◆ WHAT YOU NEED TO DO
A. In the passage about Lovelock, what reason is given for his support of nuclear power?
B. Reproduce the passage about Lovelock word for word, between "He takes many" and "over linear logic.", inclusive.

◆ EXCERPTED PASSAGE
★ ★ ★
He takes many unusual positions. He’s very pro-nuclear power (for zero-carbon reasons); and throughout this book, he consistently values “feminine intuition” over linear logic.

But as a herald of the sheer fecundity of nature, it’s most striking that he thinks, in terms of the presence of intelligent life in the universe, that we might well be on our own. The sheer quantities of stars (let alone planets) in the perceptible cosmos makes it weird that no civilisation, and no other beings, have made contact with us.

(Very possible, of course, as the physicist Enrico Fermi once suggested, that they’ve all gotten to this stage and then blown themselves up, or baked themselves away ... )

So if we turn out to be the material universe’s only moment of sapience, or awareness of itself, then the case for preserving our existence on this planet becomes literally cosmic. And this is where Lovelock is delighted that we look like we’re about to evolve a new, information-defined lifeform to help maintain the spark. One which can accelerate that intelligence, and impetus for learning, to unforeseen new levels.
★ ★ ★
◆ SUPPLIED MATERIAL
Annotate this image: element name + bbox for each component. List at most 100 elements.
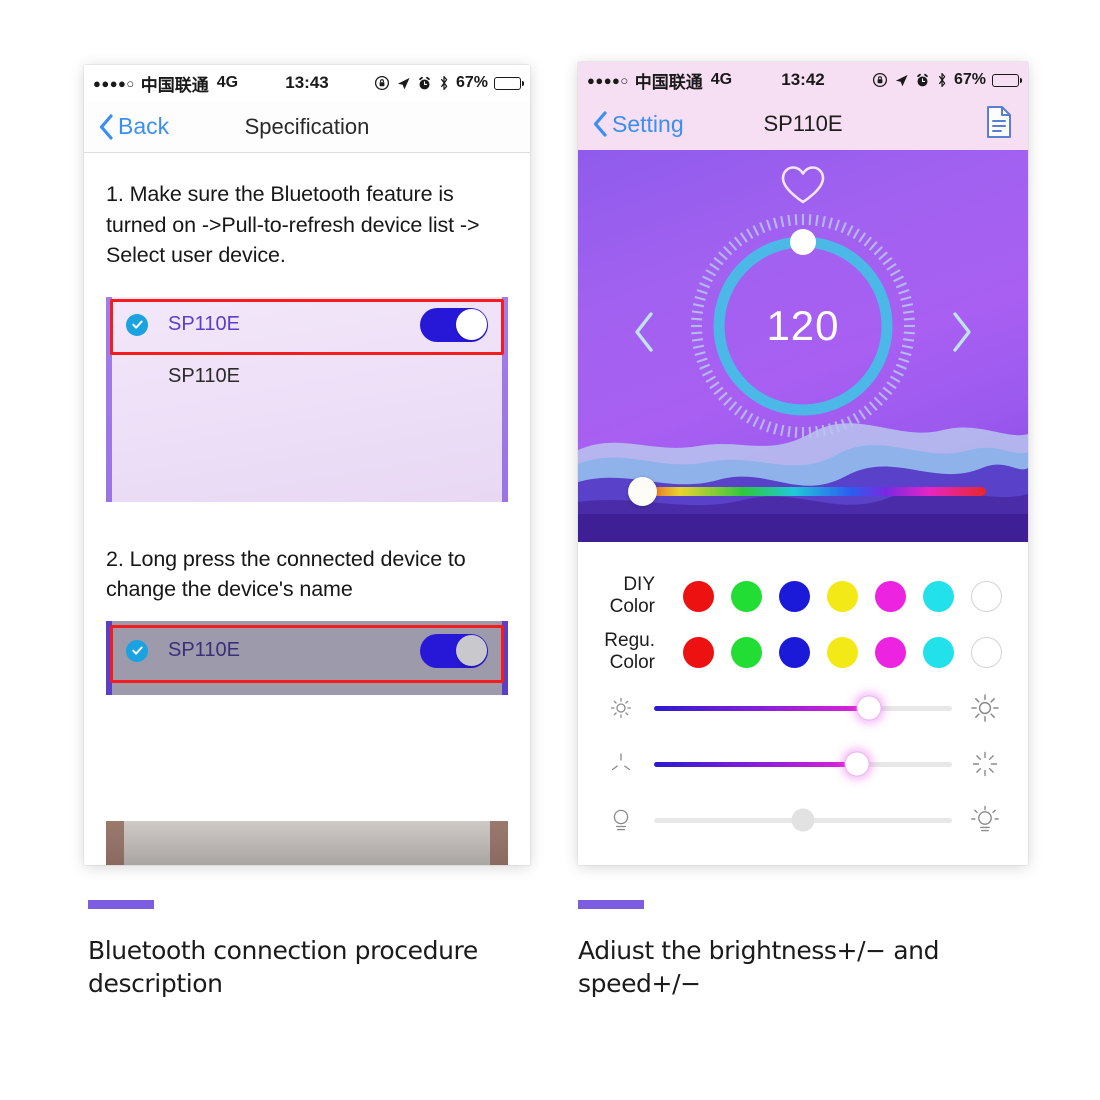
★ ★ ★
◆ TASK ANSWERS
A. Zero-carbon reasons.

B.
He takes many unusual positions. He’s very pro-nuclear power (for zero-carbon reasons); and throughout this book, he consistently values “feminine intuition” over linear logic.